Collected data

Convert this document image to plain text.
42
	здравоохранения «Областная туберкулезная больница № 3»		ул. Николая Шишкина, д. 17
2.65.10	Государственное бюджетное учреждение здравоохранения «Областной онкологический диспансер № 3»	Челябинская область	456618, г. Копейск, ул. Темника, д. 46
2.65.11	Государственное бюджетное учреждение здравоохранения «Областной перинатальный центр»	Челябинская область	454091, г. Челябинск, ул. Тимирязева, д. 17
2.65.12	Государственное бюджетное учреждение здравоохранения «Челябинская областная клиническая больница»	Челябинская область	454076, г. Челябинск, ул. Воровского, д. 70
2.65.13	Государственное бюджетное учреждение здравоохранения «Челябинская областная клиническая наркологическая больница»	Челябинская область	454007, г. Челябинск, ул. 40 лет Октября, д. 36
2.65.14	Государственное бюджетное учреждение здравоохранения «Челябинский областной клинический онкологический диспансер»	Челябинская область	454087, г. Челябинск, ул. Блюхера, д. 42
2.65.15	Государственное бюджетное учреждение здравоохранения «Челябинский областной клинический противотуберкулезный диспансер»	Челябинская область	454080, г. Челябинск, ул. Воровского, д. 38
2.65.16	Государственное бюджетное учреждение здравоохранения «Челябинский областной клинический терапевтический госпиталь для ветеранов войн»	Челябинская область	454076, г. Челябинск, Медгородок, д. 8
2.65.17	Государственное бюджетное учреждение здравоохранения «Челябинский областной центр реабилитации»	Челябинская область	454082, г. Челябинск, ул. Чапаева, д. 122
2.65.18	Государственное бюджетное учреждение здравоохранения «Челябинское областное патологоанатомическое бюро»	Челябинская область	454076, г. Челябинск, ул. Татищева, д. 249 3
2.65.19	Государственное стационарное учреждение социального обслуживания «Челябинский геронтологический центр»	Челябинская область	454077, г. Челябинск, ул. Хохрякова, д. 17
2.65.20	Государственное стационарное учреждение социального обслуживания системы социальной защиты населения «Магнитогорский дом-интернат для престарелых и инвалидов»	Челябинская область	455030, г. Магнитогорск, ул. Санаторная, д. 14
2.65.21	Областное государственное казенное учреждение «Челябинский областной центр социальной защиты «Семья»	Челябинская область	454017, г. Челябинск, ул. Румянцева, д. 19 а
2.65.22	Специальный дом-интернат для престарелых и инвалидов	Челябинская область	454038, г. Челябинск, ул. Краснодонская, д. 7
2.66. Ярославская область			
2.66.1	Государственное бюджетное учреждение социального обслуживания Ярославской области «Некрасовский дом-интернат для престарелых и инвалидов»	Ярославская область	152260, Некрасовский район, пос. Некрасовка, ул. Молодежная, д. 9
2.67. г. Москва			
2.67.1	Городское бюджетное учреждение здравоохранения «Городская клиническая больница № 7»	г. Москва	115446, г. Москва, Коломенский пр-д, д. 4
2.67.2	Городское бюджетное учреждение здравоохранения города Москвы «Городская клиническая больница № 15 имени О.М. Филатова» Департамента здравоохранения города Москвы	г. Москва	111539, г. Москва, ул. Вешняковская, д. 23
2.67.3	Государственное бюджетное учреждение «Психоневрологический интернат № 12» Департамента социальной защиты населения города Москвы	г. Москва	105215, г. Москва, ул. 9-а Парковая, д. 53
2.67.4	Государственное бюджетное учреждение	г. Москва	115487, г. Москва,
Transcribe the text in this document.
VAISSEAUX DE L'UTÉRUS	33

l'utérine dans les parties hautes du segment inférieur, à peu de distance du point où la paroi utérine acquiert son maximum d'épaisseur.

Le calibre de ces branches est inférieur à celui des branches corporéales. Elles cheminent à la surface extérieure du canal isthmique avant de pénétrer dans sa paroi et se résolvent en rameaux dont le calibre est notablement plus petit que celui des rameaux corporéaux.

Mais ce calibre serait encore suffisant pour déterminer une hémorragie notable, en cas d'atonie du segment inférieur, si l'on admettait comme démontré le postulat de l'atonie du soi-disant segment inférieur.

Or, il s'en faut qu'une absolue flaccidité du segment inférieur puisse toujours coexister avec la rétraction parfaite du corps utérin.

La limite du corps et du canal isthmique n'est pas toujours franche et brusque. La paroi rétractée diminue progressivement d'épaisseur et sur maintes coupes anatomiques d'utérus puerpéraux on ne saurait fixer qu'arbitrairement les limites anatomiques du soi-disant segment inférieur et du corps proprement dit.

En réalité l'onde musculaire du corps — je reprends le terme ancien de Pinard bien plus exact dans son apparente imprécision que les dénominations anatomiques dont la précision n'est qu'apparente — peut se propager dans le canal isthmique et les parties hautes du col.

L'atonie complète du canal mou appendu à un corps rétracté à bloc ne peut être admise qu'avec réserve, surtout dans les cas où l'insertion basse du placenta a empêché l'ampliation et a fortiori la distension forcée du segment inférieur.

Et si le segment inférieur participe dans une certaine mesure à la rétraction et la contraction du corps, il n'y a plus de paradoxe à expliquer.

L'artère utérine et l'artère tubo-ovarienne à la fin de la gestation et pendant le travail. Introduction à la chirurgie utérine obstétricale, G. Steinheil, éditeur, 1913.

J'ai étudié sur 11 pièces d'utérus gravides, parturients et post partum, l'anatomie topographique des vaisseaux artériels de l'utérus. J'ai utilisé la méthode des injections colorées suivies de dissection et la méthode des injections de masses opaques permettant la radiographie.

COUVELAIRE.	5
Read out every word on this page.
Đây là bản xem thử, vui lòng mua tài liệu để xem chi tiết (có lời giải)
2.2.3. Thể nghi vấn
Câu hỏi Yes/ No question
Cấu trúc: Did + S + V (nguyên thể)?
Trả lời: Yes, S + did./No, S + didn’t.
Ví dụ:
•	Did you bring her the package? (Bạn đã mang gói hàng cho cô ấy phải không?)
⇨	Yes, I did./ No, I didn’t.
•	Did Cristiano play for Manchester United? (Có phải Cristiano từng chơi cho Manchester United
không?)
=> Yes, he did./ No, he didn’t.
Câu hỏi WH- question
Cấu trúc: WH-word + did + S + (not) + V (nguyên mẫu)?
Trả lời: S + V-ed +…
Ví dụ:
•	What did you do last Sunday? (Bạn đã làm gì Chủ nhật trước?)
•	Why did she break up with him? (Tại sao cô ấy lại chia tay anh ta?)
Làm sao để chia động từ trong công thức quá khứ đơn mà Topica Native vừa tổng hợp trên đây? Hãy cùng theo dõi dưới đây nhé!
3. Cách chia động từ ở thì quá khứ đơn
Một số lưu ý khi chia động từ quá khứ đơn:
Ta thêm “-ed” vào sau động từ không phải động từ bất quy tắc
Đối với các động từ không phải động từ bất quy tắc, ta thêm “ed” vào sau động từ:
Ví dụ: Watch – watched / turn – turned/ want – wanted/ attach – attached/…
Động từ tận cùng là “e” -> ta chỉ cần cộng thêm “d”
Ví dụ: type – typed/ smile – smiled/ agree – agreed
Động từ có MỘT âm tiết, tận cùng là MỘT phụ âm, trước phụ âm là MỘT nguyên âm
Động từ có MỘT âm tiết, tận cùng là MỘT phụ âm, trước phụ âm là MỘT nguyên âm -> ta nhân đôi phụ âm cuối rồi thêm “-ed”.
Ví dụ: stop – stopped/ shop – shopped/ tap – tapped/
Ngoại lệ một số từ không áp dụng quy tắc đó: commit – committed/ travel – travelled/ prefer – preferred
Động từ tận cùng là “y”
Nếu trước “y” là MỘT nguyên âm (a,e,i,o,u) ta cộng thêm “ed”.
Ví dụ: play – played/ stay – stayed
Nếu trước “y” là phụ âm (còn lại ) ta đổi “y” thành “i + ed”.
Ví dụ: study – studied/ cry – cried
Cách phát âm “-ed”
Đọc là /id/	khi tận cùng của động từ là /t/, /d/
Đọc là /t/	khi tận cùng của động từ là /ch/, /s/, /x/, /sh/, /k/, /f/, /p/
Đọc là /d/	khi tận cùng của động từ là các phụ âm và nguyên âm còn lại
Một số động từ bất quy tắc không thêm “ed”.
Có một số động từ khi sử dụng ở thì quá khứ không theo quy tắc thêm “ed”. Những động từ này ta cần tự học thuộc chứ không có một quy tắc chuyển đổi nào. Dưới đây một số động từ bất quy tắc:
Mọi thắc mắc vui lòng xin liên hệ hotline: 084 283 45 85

• Task statement
Using the material above, report each line where "Cách" occurs.

• Result of this exercise
3. Cách chia động từ ở thì quá khứ đơn
Cách phát âm “-ed”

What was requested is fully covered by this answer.